_Data for processing_
*-*-*
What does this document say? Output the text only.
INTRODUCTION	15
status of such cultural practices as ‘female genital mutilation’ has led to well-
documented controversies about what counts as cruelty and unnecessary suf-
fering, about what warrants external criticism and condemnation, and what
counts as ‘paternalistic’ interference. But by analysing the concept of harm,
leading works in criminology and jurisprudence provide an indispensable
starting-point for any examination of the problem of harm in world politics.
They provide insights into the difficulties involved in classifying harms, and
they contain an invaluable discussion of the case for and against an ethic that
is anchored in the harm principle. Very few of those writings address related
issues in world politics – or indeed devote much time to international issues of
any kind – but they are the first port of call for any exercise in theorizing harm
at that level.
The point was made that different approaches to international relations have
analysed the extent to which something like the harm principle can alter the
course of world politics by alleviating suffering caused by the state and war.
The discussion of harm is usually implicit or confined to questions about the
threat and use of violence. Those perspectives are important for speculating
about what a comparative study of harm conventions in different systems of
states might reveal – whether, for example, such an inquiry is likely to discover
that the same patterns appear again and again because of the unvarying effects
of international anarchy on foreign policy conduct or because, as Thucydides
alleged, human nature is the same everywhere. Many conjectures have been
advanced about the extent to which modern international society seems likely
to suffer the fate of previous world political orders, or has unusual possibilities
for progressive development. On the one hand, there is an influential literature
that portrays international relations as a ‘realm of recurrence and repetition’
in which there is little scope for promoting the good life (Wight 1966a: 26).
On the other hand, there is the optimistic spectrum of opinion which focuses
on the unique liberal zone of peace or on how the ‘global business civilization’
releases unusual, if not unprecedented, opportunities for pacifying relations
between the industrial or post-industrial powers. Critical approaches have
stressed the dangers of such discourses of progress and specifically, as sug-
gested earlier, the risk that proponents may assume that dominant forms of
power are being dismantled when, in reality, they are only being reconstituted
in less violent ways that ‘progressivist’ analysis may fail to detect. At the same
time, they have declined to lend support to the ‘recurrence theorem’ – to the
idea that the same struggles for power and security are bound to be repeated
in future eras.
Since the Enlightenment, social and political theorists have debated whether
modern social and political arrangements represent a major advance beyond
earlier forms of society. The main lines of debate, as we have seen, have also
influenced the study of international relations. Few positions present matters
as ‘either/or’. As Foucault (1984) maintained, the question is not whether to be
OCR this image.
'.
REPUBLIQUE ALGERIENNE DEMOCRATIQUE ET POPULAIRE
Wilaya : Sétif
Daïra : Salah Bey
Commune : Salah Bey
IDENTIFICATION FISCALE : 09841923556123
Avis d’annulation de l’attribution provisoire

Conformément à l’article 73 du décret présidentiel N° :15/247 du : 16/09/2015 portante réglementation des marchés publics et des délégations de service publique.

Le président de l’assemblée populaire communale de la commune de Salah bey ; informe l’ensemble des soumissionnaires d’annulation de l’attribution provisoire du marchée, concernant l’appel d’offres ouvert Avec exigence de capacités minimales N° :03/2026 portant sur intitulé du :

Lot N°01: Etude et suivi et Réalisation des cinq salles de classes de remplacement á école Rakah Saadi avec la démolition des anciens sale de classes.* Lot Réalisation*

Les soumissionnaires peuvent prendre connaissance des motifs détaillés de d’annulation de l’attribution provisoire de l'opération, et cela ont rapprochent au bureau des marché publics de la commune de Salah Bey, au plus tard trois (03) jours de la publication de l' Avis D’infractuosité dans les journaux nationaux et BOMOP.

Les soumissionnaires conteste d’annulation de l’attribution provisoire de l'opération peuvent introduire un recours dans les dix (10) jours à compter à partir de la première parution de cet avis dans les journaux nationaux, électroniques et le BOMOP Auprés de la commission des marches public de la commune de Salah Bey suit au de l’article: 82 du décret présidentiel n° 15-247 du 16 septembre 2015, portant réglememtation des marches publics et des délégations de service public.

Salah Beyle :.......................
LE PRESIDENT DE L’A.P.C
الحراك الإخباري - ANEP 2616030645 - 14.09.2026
*-*-*
_Stated goal_
Restate every line of the data word for word.

_Solution_
What does this document say? Output the text only.
INTRODUCTION	15
status of such cultural practices as ‘female genital mutilation’ has led to well-
documented controversies about what counts as cruelty and unnecessary suf-
fering, about what warrants external criticism and condemnation, and what
counts as ‘paternalistic’ interference. But by analysing the concept of harm,
leading works in criminology and jurisprudence provide an indispensable
starting-point for any examination of the problem of harm in world politics.
They provide insights into the difficulties involved in classifying harms, and
they contain an invaluable discussion of the case for and against an ethic that
is anchored in the harm principle. Very few of those writings address related
issues in world politics – or indeed devote much time to international issues of
any kind – but they are the first port of call for any exercise in theorizing harm
at that level.
The point was made that different approaches to international relations have
analysed the extent to which something like the harm principle can alter the
course of world politics by alleviating suffering caused by the state and war.
The discussion of harm is usually implicit or confined to questions about the
threat and use of violence. Those perspectives are important for speculating
about what a comparative study of harm conventions in different systems of
states might reveal – whether, for example, such an inquiry is likely to discover
that the same patterns appear again and again because of the unvarying effects
of international anarchy on foreign policy conduct or because, as Thucydides
alleged, human nature is the same everywhere. Many conjectures have been
advanced about the extent to which modern international society seems likely
to suffer the fate of previous world political orders, or has unusual possibilities
for progressive development. On the one hand, there is an influential literature
that portrays international relations as a ‘realm of recurrence and repetition’
in which there is little scope for promoting the good life (Wight 1966a: 26).
On the other hand, there is the optimistic spectrum of opinion which focuses
on the unique liberal zone of peace or on how the ‘global business civilization’
releases unusual, if not unprecedented, opportunities for pacifying relations
between the industrial or post-industrial powers. Critical approaches have
stressed the dangers of such discourses of progress and specifically, as sug-
gested earlier, the risk that proponents may assume that dominant forms of
power are being dismantled when, in reality, they are only being reconstituted
in less violent ways that ‘progressivist’ analysis may fail to detect. At the same
time, they have declined to lend support to the ‘recurrence theorem’ – to the
idea that the same struggles for power and security are bound to be repeated
in future eras.
Since the Enlightenment, social and political theorists have debated whether
modern social and political arrangements represent a major advance beyond
earlier forms of society. The main lines of debate, as we have seen, have also
influenced the study of international relations. Few positions present matters
as ‘either/or’. As Foucault (1984) maintained, the question is not whether to be
OCR this image.
'.
REPUBLIQUE ALGERIENNE DEMOCRATIQUE ET POPULAIRE
Wilaya : Sétif
Daïra : Salah Bey
Commune : Salah Bey
IDENTIFICATION FISCALE : 09841923556123
Avis d’annulation de l’attribution provisoire

Conformément à l’article 73 du décret présidentiel N° :15/247 du : 16/09/2015 portante réglementation des marchés publics et des délégations de service publique.

Le président de l’assemblée populaire communale de la commune de Salah bey ; informe l’ensemble des soumissionnaires d’annulation de l’attribution provisoire du marchée, concernant l’appel d’offres ouvert Avec exigence de capacités minimales N° :03/2026 portant sur intitulé du :

Lot N°01: Etude et suivi et Réalisation des cinq salles de classes de remplacement á école Rakah Saadi avec la démolition des anciens sale de classes.* Lot Réalisation*

Les soumissionnaires peuvent prendre connaissance des motifs détaillés de d’annulation de l’attribution provisoire de l'opération, et cela ont rapprochent au bureau des marché publics de la commune de Salah Bey, au plus tard trois (03) jours de la publication de l' Avis D’infractuosité dans les journaux nationaux et BOMOP.

Les soumissionnaires conteste d’annulation de l’attribution provisoire de l'opération peuvent introduire un recours dans les dix (10) jours à compter à partir de la première parution de cet avis dans les journaux nationaux, électroniques et le BOMOP Auprés de la commission des marches public de la commune de Salah Bey suit au de l’article: 82 du décret présidentiel n° 15-247 du 16 septembre 2015, portant réglememtation des marches publics et des délégations de service public.

Salah Beyle :.......................
LE PRESIDENT DE L’A.P.C
الحراك الإخباري - ANEP 2616030645 - 14.09.2026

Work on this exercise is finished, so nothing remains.